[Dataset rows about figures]
+++

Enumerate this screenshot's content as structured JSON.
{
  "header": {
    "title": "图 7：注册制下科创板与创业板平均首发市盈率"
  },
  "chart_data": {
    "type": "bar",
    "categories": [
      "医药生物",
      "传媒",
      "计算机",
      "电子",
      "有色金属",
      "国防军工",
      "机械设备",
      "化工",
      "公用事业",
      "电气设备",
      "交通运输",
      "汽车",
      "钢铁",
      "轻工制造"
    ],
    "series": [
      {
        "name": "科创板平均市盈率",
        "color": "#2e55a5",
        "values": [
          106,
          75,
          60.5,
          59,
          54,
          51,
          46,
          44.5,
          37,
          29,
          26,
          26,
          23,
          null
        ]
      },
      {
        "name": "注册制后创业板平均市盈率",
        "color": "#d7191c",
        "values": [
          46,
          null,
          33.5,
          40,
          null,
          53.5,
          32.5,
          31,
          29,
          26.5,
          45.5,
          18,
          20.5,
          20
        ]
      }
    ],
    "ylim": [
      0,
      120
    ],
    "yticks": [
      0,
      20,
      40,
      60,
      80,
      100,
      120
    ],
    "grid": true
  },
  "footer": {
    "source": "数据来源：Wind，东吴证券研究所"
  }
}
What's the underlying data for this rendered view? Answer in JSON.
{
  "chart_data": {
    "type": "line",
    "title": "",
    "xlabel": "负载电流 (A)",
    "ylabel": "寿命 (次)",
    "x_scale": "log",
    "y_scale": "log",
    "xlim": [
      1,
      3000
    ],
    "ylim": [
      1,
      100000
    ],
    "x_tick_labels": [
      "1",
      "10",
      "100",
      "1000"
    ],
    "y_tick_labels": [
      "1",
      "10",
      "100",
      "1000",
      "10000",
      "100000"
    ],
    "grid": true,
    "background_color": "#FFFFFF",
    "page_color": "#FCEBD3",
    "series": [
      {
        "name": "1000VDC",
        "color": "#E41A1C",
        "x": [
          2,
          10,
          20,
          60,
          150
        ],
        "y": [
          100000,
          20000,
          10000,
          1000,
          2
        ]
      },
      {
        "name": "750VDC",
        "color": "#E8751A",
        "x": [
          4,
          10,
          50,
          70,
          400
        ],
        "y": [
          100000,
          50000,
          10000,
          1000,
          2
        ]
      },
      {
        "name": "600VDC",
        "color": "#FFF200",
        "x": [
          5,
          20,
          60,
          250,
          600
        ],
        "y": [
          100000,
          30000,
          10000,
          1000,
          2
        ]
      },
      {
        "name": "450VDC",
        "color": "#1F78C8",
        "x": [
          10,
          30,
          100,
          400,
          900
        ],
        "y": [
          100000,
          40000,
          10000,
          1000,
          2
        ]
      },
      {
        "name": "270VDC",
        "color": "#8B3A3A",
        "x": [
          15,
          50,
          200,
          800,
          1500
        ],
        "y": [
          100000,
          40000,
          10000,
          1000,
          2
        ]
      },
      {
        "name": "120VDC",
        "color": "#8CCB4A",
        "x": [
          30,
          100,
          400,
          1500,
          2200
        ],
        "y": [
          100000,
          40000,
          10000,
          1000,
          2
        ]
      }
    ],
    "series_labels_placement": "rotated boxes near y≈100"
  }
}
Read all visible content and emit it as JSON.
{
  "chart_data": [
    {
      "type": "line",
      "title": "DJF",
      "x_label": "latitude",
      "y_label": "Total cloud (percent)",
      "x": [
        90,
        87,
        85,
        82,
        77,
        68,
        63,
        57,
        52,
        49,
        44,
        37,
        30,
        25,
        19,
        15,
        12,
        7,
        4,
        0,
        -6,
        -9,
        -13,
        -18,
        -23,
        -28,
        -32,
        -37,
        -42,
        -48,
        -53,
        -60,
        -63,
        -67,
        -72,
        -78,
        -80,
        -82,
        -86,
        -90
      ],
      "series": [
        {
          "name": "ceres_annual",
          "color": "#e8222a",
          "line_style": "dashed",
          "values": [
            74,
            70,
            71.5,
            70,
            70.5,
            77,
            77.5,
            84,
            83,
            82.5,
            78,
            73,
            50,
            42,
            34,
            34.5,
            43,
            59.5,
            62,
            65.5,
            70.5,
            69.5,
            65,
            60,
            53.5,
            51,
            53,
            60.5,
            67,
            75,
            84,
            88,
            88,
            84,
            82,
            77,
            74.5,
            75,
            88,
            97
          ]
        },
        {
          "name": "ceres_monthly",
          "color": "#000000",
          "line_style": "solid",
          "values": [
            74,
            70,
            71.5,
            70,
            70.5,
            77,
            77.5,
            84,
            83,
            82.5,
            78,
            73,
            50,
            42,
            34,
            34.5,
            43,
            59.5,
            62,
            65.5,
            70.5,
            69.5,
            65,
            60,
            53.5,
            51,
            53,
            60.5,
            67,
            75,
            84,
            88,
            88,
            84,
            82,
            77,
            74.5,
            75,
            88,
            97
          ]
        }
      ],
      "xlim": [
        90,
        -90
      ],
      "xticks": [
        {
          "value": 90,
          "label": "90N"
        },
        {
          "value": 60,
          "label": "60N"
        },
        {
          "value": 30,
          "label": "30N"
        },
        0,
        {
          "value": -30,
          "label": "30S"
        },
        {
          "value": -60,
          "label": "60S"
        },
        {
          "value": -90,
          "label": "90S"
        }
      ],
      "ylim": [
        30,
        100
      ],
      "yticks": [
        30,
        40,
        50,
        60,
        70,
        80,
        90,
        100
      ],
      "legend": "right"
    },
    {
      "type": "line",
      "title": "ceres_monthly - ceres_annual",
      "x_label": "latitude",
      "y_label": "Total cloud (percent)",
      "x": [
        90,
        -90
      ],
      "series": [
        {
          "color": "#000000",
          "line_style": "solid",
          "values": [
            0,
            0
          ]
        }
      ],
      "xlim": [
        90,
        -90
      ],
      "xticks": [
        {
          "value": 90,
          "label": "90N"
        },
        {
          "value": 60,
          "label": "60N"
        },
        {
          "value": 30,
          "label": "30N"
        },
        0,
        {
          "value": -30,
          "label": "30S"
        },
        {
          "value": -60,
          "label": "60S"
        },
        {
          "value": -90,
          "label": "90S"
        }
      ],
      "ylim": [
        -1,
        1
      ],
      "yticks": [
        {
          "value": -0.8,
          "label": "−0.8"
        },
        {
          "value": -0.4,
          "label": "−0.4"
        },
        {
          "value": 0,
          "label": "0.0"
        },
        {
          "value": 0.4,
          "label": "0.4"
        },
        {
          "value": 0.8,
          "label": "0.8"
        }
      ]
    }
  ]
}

+++

Exercise description → Write out every entry verbatim.

Output of the exercise →
Enumerate this screenshot's content as structured JSON.
{
  "header": {
    "title": "图 7：注册制下科创板与创业板平均首发市盈率"
  },
  "chart_data": {
    "type": "bar",
    "categories": [
      "医药生物",
      "传媒",
      "计算机",
      "电子",
      "有色金属",
      "国防军工",
      "机械设备",
      "化工",
      "公用事业",
      "电气设备",
      "交通运输",
      "汽车",
      "钢铁",
      "轻工制造"
    ],
    "series": [
      {
        "name": "科创板平均市盈率",
        "color": "#2e55a5",
        "values": [
          106,
          75,
          60.5,
          59,
          54,
          51,
          46,
          44.5,
          37,
          29,
          26,
          26,
          23,
          null
        ]
      },
      {
        "name": "注册制后创业板平均市盈率",
        "color": "#d7191c",
        "values": [
          46,
          null,
          33.5,
          40,
          null,
          53.5,
          32.5,
          31,
          29,
          26.5,
          45.5,
          18,
          20.5,
          20
        ]
      }
    ],
    "ylim": [
      0,
      120
    ],
    "yticks": [
      0,
      20,
      40,
      60,
      80,
      100,
      120
    ],
    "grid": true
  },
  "footer": {
    "source": "数据来源：Wind，东吴证券研究所"
  }
}
What's the underlying data for this rendered view? Answer in JSON.
{
  "chart_data": {
    "type": "line",
    "title": "",
    "xlabel": "负载电流 (A)",
    "ylabel": "寿命 (次)",
    "x_scale": "log",
    "y_scale": "log",
    "xlim": [
      1,
      3000
    ],
    "ylim": [
      1,
      100000
    ],
    "x_tick_labels": [
      "1",
      "10",
      "100",
      "1000"
    ],
    "y_tick_labels": [
      "1",
      "10",
      "100",
      "1000",
      "10000",
      "100000"
    ],
    "grid": true,
    "background_color": "#FFFFFF",
    "page_color": "#FCEBD3",
    "series": [
      {
        "name": "1000VDC",
        "color": "#E41A1C",
        "x": [
          2,
          10,
          20,
          60,
          150
        ],
        "y": [
          100000,
          20000,
          10000,
          1000,
          2
        ]
      },
      {
        "name": "750VDC",
        "color": "#E8751A",
        "x": [
          4,
          10,
          50,
          70,
          400
        ],
        "y": [
          100000,
          50000,
          10000,
          1000,
          2
        ]
      },
      {
        "name": "600VDC",
        "color": "#FFF200",
        "x": [
          5,
          20,
          60,
          250,
          600
        ],
        "y": [
          100000,
          30000,
          10000,
          1000,
          2
        ]
      },
      {
        "name": "450VDC",
        "color": "#1F78C8",
        "x": [
          10,
          30,
          100,
          400,
          900
        ],
        "y": [
          100000,
          40000,
          10000,
          1000,
          2
        ]
      },
      {
        "name": "270VDC",
        "color": "#8B3A3A",
        "x": [
          15,
          50,
          200,
          800,
          1500
        ],
        "y": [
          100000,
          40000,
          10000,
          1000,
          2
        ]
      },
      {
        "name": "120VDC",
        "color": "#8CCB4A",
        "x": [
          30,
          100,
          400,
          1500,
          2200
        ],
        "y": [
          100000,
          40000,
          10000,
          1000,
          2
        ]
      }
    ],
    "series_labels_placement": "rotated boxes near y≈100"
  }
}
Read all visible content and emit it as JSON.
{
  "chart_data": [
    {
      "type": "line",
      "title": "DJF",
      "x_label": "latitude",
      "y_label": "Total cloud (percent)",
      "x": [
        90,
        87,
        85,
        82,
        77,
        68,
        63,
        57,
        52,
        49,
        44,
        37,
        30,
        25,
        19,
        15,
        12,
        7,
        4,
        0,
        -6,
        -9,
        -13,
        -18,
        -23,
        -28,
        -32,
        -37,
        -42,
        -48,
        -53,
        -60,
        -63,
        -67,
        -72,
        -78,
        -80,
        -82,
        -86,
        -90
      ],
      "series": [
        {
          "name": "ceres_annual",
          "color": "#e8222a",
          "line_style": "dashed",
          "values": [
            74,
            70,
            71.5,
            70,
            70.5,
            77,
            77.5,
            84,
            83,
            82.5,
            78,
            73,
            50,
            42,
            34,
            34.5,
            43,
            59.5,
            62,
            65.5,
            70.5,
            69.5,
            65,
            60,
            53.5,
            51,
            53,
            60.5,
            67,
            75,
            84,
            88,
            88,
            84,
            82,
            77,
            74.5,
            75,
            88,
            97
          ]
        },
        {
          "name": "ceres_monthly",
          "color": "#000000",
          "line_style": "solid",
          "values": [
            74,
            70,
            71.5,
            70,
            70.5,
            77,
            77.5,
            84,
            83,
            82.5,
            78,
            73,
            50,
            42,
            34,
            34.5,
            43,
            59.5,
            62,
            65.5,
            70.5,
            69.5,
            65,
            60,
            53.5,
            51,
            53,
            60.5,
            67,
            75,
            84,
            88,
            88,
            84,
            82,
            77,
            74.5,
            75,
            88,
            97
          ]
        }
      ],
      "xlim": [
        90,
        -90
      ],
      "xticks": [
        {
          "value": 90,
          "label": "90N"
        },
        {
          "value": 60,
          "label": "60N"
        },
        {
          "value": 30,
          "label": "30N"
        },
        0,
        {
          "value": -30,
          "label": "30S"
        },
        {
          "value": -60,
          "label": "60S"
        },
        {
          "value": -90,
          "label": "90S"
        }
      ],
      "ylim": [
        30,
        100
      ],
      "yticks": [
        30,
        40,
        50,
        60,
        70,
        80,
        90,
        100
      ],
      "legend": "right"
    },
    {
      "type": "line",
      "title": "ceres_monthly - ceres_annual",
      "x_label": "latitude",
      "y_label": "Total cloud (percent)",
      "x": [
        90,
        -90
      ],
      "series": [
        {
          "color": "#000000",
          "line_style": "solid",
          "values": [
            0,
            0
          ]
        }
      ],
      "xlim": [
        90,
        -90
      ],
      "xticks": [
        {
          "value": 90,
          "label": "90N"
        },
        {
          "value": 60,
          "label": "60N"
        },
        {
          "value": 30,
          "label": "30N"
        },
        0,
        {
          "value": -30,
          "label": "30S"
        },
        {
          "value": -60,
          "label": "60S"
        },
        {
          "value": -90,
          "label": "90S"
        }
      ],
      "ylim": [
        -1,
        1
      ],
      "yticks": [
        {
          "value": -0.8,
          "label": "−0.8"
        },
        {
          "value": -0.4,
          "label": "−0.4"
        },
        {
          "value": 0,
          "label": "0.0"
        },
        {
          "value": 0.4,
          "label": "0.4"
        },
        {
          "value": 0.8,
          "label": "0.8"
        }
      ]
    }
  ]
}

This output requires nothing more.